### The task
Every line below should be repeated exactly.

::::

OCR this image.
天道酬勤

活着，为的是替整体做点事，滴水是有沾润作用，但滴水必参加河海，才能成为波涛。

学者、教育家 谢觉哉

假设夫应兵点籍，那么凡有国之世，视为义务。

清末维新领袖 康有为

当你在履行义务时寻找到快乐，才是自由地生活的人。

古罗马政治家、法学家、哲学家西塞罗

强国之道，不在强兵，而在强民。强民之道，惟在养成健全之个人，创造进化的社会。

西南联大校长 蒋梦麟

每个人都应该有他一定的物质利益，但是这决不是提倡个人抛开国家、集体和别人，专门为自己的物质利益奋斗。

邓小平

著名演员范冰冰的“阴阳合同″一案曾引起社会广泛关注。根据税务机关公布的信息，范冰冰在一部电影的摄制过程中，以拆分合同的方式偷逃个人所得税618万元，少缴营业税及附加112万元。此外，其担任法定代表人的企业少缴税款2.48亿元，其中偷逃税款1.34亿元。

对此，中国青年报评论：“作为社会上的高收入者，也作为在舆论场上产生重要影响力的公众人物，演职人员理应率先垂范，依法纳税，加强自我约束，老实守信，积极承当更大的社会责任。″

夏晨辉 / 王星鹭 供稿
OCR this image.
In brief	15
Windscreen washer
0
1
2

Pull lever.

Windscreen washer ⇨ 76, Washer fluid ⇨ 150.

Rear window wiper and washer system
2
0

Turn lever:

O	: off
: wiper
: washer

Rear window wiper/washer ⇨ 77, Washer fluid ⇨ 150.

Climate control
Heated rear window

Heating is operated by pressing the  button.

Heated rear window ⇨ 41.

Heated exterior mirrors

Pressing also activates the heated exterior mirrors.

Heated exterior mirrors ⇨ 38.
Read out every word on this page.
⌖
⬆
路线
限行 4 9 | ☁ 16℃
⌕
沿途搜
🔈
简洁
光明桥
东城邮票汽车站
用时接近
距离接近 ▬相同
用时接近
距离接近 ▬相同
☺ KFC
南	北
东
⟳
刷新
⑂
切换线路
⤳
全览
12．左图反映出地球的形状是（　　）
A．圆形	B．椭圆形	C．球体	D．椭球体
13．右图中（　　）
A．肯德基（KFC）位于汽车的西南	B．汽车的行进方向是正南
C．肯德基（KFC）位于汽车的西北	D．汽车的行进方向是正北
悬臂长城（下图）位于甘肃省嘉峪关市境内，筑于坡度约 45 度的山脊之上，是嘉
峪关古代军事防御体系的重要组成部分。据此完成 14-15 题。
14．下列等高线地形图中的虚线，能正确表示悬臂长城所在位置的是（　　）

::::

### Right answer
OCR this image.
天道酬勤

活着，为的是替整体做点事，滴水是有沾润作用，但滴水必参加河海，才能成为波涛。

学者、教育家 谢觉哉

假设夫应兵点籍，那么凡有国之世，视为义务。

清末维新领袖 康有为

当你在履行义务时寻找到快乐，才是自由地生活的人。

古罗马政治家、法学家、哲学家西塞罗

强国之道，不在强兵，而在强民。强民之道，惟在养成健全之个人，创造进化的社会。

西南联大校长 蒋梦麟

每个人都应该有他一定的物质利益，但是这决不是提倡个人抛开国家、集体和别人，专门为自己的物质利益奋斗。

邓小平

著名演员范冰冰的“阴阳合同″一案曾引起社会广泛关注。根据税务机关公布的信息，范冰冰在一部电影的摄制过程中，以拆分合同的方式偷逃个人所得税618万元，少缴营业税及附加112万元。此外，其担任法定代表人的企业少缴税款2.48亿元，其中偷逃税款1.34亿元。

对此，中国青年报评论：“作为社会上的高收入者，也作为在舆论场上产生重要影响力的公众人物，演职人员理应率先垂范，依法纳税，加强自我约束，老实守信，积极承当更大的社会责任。″

夏晨辉 / 王星鹭 供稿
OCR this image.
In brief	15
Windscreen washer
0
1
2

Pull lever.

Windscreen washer ⇨ 76, Washer fluid ⇨ 150.

Rear window wiper and washer system
2
0

Turn lever:

O	: off
: wiper
: washer

Rear window wiper/washer ⇨ 77, Washer fluid ⇨ 150.

Climate control
Heated rear window

Heating is operated by pressing the  button.

Heated rear window ⇨ 41.

Heated exterior mirrors

Pressing also activates the heated exterior mirrors.

Heated exterior mirrors ⇨ 38.
Read out every word on this page.
⌖
⬆
路线
限行 4 9 | ☁ 16℃
⌕
沿途搜
🔈
简洁
光明桥
东城邮票汽车站
用时接近
距离接近 ▬相同
用时接近
距离接近 ▬相同
☺ KFC
南	北
东
⟳
刷新
⑂
切换线路
⤳
全览
12．左图反映出地球的形状是（　　）
A．圆形	B．椭圆形	C．球体	D．椭球体
13．右图中（　　）
A．肯德基（KFC）位于汽车的西南	B．汽车的行进方向是正南
C．肯德基（KFC）位于汽车的西北	D．汽车的行进方向是正北
悬臂长城（下图）位于甘肃省嘉峪关市境内，筑于坡度约 45 度的山脊之上，是嘉
峪关古代军事防御体系的重要组成部分。据此完成 14-15 题。
14．下列等高线地形图中的虚线，能正确表示悬臂长城所在位置的是（　　）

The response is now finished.